__TEXT FOR ANALYSIS__
####
Last Tuesday’s follow-up with my neurologist went as well as could be expected. Due to the lack of improvement, he is upping the dosage of my daily migraine prevention medication. Because of some tingling and numbness in one of my hands, he is also performing nerve testing to see if I have carpal tunnel issues. If I do not have carpal tunnel and the tingling and numbness continue or worsen, he will switch my daily medication as that would be the likely culprit. This is a much less acute issue than when I was on the first daily migraine medication, which resulted in numbness and tingling/burning sensation in my feet. It was painful and maddening, and resulted in the switch to my current medication.
I am to continue the vestibular rehabilitation for one more month to learn more exercises, and continue maintenance at home. He doesn’t see a point in me going once a week when it is something I can continue on my own at home. I don’t disagree, since I am doing one session there and 10 – 13 a week on my own at home.
####
__DATA SHOWN__
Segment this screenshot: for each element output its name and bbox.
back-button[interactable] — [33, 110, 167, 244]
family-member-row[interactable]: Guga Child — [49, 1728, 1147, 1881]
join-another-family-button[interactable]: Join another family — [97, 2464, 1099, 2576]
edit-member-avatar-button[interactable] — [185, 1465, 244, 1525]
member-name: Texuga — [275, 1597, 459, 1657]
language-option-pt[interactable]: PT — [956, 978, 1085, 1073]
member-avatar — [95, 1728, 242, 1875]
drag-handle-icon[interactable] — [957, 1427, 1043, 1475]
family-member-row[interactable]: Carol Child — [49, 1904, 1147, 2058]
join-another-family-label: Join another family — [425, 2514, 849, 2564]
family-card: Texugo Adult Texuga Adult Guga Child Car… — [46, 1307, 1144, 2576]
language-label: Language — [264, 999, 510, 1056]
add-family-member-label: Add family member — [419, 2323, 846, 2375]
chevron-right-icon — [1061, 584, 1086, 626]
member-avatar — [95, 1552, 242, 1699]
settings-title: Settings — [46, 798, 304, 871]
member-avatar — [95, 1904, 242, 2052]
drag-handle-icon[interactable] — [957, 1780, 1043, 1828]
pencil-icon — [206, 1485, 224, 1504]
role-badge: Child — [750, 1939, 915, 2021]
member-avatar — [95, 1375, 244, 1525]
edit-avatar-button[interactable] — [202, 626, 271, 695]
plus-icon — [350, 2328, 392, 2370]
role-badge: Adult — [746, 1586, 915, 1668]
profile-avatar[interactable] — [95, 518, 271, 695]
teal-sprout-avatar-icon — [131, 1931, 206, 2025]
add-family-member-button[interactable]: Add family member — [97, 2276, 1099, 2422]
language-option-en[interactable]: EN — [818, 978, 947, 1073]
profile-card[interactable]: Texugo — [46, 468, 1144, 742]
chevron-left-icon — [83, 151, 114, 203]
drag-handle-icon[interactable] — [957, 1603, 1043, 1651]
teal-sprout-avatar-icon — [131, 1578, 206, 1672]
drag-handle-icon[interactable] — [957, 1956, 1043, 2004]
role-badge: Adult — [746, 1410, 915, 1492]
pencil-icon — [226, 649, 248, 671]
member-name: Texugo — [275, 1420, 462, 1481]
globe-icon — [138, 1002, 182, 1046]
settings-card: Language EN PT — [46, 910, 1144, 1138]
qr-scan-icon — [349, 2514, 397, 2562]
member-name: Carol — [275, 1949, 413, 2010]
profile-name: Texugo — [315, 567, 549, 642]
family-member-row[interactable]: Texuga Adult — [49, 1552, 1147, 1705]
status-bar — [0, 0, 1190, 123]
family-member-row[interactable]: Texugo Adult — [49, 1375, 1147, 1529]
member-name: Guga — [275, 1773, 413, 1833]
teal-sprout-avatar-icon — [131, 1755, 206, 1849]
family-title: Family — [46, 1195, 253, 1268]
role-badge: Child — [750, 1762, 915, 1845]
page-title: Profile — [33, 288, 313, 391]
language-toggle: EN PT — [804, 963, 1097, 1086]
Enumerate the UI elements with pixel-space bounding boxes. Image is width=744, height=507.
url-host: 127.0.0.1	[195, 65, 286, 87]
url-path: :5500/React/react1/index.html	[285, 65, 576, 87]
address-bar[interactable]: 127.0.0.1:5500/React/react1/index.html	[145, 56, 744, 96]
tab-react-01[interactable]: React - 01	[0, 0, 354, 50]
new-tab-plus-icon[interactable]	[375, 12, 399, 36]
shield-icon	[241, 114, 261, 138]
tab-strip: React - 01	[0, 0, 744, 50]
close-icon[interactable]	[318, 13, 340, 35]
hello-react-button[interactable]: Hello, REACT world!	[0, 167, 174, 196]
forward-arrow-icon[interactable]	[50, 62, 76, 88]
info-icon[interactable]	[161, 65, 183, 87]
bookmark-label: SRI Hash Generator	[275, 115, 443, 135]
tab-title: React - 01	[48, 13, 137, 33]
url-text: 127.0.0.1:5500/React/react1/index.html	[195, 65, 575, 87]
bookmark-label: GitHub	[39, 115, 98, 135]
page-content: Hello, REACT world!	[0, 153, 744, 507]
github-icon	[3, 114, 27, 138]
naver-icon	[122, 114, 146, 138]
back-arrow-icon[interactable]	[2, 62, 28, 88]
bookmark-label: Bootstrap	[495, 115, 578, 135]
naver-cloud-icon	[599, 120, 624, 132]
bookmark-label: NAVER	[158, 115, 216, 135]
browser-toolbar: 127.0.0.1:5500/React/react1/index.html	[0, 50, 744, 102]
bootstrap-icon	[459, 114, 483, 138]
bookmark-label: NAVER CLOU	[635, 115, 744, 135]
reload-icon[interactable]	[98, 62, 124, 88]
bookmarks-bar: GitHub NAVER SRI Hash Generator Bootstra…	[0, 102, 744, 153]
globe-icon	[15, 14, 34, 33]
####
__TASKS__
**1.** Set down the part of the neurologist follow-up post above, everything from "I am to continue" down to "week on my own at home.", word for word.
**2.** Supply the next part of the neurologist follow-up post, picking up after its last sentence.

__RESPONSES TO THE TASKS__
**1.**
I am to continue the vestibular rehabilitation for one more month to learn more exercises, and continue maintenance at home. He doesn’t see a point in me going once a week when it is something I can continue on my own at home. I don’t disagree, since I am doing one session there and 10 – 13 a week on my own at home.

**2.**
As a side note, my very favorite physical therapy assistant has left the practice for a better position elsewhere. Not only had we bonded on a personal level, but as a fellow sufferer she had great insight into what her struggle has been nine years after diagnosis. It provided a realistic view, and although I’m sure my journey will differ I greatly appreciate the information she shared, and how she copes with the ups and downs. Everyone there is perfectly wonderful, but she was my favorite and I’ll miss our weekly chat sessions during therapy.
Since we are now at over six months since this occurred, Chooch and I are having some discussions regarding long term plans since it doesn’t appear that there is going to be any “quick cure”, quick being a relative term. We haven’t made any decisions, but it’s been made clear that my employment is safe for only a brief time longer. If I can’t return before then, they understandably have to release me and fill the position. I also don’t want to delay them from filling the position if it appears I’m not returning. No grudge or sour grapes, as they have been exceedingly generous with me.
I held this post because I didn’t want to play the weak and fragile card over the weekend. My goal was to answer questions if anyone asked, but to try not and let it take over my weekend symptom or conversation-wise. That said, I am extremely grateful for the care and concern shown to me. It’s hard not to feel appreciated and valued in such a caring and supportive community.
I’ll be posting photos along with a post about my spectacular experience at Balticon later this week.